START Document segment

Brands have never been more accessible to their customers than they are today.
Whether it’s through a voice call, chatbot, or WhatsApp, or via a company’s mobile app, website, or good old-fashioned email – there’s never been as many options for customers to interact with a brand.
But after what can only be described as an explosion in communications channels in recent years, how do brands keep on top of those interactions, coming at them via any channel (or several), at any given time?
And what’s more, how can they maintain the provision of consistent, memorable, and end-to-end customer experiences (CXs) in the face of such a tsunami of communication?
Each interaction has the potential to be either detrimental or beneficial to a customer’s experience of that brand.
One wrong move in one channel or a disconnected, clunky journey from one to another can leave a lasting impression that’s difficult to pull back. At the same time, an excellent experience can help to drive in new customers, for example through that customer’s positive social media posts.
So, with millions of interactions coming their way each and every day, it’s no wonder brands are desperate to get a handle on them.

END Document segment
START Data to examine

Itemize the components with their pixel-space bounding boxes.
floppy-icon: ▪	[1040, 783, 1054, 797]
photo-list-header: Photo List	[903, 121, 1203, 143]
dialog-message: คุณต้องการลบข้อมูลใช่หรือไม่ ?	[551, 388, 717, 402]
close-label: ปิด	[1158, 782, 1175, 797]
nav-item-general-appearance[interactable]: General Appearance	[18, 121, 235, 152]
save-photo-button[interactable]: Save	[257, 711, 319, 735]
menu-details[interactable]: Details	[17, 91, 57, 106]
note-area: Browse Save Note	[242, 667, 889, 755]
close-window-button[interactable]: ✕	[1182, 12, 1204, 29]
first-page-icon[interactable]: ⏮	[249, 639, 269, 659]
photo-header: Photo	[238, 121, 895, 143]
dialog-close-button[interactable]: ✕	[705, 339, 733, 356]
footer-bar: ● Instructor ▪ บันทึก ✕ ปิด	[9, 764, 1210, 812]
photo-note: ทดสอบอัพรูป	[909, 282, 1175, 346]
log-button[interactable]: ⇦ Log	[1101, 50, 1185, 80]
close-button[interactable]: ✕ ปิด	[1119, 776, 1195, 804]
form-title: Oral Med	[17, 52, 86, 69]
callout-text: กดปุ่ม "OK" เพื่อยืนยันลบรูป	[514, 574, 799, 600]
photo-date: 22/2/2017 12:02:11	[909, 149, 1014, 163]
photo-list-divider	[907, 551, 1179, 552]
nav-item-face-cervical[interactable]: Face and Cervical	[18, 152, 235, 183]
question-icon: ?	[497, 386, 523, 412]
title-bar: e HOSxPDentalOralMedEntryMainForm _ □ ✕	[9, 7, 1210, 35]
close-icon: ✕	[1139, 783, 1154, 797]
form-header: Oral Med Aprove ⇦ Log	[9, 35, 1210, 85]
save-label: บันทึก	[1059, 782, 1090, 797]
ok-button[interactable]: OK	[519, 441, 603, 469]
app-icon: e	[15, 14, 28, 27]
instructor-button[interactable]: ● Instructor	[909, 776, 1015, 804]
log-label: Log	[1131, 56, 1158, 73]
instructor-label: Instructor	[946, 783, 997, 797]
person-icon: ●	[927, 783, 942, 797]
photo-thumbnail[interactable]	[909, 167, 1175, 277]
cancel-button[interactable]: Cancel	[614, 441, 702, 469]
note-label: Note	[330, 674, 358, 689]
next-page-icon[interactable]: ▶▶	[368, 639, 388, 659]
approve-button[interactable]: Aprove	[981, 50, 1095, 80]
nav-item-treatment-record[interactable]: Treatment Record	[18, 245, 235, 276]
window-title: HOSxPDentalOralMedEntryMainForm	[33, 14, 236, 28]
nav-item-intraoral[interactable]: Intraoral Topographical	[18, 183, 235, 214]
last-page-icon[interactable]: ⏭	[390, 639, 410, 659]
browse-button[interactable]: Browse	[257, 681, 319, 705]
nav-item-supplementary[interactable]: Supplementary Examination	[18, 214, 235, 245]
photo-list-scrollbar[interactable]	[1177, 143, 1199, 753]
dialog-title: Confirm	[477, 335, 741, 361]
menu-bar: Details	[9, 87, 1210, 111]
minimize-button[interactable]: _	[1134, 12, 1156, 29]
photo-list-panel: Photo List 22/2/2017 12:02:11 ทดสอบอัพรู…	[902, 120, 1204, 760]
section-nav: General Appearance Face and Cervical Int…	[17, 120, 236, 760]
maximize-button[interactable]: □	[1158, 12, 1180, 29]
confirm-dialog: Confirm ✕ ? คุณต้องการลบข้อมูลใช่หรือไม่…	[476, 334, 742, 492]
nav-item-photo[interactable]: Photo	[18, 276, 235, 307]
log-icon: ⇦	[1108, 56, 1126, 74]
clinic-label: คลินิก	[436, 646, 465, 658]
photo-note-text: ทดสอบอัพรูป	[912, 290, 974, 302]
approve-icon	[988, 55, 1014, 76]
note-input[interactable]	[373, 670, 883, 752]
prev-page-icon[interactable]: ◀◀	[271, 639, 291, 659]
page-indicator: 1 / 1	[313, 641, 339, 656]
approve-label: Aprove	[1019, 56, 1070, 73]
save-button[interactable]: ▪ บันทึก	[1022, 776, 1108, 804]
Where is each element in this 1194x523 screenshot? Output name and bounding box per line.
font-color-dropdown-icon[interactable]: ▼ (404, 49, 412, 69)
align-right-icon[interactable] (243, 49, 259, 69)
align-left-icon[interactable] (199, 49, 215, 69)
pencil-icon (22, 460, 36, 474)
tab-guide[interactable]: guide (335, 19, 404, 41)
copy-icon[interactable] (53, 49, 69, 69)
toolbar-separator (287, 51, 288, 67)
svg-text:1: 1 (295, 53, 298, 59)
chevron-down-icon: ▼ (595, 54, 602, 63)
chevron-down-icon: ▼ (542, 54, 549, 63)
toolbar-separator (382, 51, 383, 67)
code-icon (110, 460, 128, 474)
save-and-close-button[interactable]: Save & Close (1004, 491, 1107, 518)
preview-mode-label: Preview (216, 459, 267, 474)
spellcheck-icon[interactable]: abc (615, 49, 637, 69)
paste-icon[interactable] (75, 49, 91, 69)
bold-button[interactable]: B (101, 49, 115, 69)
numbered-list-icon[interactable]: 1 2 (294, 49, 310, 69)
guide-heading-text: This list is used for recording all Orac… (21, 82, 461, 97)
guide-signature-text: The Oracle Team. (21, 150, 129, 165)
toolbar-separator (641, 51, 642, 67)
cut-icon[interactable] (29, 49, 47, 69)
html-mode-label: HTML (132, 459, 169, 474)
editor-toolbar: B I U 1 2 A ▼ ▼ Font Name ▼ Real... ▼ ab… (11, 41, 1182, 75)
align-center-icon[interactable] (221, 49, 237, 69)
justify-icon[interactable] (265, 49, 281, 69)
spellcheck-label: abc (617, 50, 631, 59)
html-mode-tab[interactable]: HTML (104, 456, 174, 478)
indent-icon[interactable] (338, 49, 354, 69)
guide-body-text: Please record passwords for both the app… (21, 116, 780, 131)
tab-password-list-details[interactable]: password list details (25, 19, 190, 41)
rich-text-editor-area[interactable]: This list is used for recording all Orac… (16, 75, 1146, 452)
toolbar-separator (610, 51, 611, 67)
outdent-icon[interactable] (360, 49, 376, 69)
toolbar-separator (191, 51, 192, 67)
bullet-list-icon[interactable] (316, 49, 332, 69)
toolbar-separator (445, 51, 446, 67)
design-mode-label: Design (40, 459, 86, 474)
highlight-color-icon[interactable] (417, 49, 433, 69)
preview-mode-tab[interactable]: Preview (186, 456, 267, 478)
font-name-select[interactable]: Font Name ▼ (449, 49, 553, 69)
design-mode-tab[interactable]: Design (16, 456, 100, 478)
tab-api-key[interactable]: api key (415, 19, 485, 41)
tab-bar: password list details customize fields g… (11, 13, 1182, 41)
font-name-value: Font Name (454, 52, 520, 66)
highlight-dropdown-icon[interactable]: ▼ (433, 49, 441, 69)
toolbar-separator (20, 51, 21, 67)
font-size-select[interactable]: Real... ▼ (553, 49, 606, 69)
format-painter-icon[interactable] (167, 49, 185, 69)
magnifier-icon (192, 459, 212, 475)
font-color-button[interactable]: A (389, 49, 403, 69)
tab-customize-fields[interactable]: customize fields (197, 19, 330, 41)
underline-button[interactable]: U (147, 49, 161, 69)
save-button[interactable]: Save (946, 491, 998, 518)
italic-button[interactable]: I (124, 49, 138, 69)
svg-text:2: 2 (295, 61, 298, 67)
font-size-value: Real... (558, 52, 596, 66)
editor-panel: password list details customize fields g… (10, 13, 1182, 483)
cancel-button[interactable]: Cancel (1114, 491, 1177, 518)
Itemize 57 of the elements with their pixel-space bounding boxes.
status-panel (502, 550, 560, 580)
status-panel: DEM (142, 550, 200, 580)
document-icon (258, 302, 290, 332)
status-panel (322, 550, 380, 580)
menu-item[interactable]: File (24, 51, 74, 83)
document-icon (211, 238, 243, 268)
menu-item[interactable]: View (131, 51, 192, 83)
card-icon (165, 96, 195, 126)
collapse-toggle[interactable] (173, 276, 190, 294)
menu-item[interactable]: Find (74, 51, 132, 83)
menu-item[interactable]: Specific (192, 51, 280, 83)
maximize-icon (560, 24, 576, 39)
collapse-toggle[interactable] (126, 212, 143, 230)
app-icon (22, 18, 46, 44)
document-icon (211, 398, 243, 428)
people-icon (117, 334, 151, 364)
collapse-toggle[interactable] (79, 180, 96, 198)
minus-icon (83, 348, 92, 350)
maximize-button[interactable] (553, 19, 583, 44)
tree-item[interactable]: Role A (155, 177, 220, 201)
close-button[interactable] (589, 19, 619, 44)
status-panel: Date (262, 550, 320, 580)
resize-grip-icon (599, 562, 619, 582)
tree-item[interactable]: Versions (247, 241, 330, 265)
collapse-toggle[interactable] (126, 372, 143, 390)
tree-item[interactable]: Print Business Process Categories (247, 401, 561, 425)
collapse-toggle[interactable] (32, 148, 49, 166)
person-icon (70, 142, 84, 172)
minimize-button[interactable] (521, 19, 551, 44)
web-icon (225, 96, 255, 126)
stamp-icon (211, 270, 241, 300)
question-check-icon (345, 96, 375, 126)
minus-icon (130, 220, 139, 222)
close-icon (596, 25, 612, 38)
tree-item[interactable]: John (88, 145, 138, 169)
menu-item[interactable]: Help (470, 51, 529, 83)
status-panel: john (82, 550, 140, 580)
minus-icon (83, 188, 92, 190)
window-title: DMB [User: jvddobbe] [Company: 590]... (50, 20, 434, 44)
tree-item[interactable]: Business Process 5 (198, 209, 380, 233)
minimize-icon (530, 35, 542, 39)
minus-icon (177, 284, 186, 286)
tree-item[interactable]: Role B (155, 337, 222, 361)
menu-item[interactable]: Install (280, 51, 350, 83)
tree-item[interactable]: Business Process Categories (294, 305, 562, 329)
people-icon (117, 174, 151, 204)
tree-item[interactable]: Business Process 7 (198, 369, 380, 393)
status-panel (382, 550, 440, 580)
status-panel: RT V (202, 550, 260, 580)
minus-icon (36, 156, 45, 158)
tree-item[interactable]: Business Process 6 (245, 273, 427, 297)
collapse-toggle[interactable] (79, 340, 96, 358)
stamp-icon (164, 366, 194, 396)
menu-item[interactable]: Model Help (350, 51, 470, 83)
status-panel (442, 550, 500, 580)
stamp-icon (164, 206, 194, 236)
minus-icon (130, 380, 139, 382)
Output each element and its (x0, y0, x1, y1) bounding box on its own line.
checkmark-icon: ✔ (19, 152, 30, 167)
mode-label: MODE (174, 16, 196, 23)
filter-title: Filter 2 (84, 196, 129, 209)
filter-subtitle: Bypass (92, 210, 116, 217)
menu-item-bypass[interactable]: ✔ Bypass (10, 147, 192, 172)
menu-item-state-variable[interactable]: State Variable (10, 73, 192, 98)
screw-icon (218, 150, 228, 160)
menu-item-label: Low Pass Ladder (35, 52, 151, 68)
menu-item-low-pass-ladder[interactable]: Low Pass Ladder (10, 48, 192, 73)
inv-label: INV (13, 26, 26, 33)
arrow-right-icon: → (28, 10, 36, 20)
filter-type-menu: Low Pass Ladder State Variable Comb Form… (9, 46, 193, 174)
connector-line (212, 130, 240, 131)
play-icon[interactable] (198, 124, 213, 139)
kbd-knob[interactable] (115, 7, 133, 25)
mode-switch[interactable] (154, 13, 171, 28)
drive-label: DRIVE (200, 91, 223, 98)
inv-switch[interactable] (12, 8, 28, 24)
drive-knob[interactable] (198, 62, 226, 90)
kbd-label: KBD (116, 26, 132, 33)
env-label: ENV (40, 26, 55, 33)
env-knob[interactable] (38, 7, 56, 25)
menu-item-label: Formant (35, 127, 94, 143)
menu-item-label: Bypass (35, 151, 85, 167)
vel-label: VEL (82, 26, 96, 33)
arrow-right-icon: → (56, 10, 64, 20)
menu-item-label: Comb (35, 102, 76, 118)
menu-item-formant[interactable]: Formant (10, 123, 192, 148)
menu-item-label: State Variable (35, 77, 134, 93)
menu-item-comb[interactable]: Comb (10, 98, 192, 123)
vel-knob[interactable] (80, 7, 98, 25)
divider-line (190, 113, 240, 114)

END Data to examine

Work instruction | Resume the text on brands handling customer interactions across many channels, starting after its last sentence. The items are not required for what comes next.

Result |
Right Here, Right Now – What Customers Want When Contacting Brands
Customers want answers from brands right away – no matter the questions they have, the issues they’re experiencing, or the channels they’ve decided to use to get in touch.
If a quick resolution isn’t possible, then a seamless, smooth experience should be delivered until they get it.
This is where it becomes challenging for brands due to the sheer number of interaction avenues available to the customer today.
If a customer is conversing via a chatbot, switches to email, then a mobile app – but then decides to phone the contact center anyway, and sometimes over a matter of days – brands need to ensure they’re providing them with the same cross-channel experience.
The customer’s desire to achieve first contact resolution will never change. But what brands need to do is ensure that no matter the customer’s channel of choice, their experience remains positive and consistent.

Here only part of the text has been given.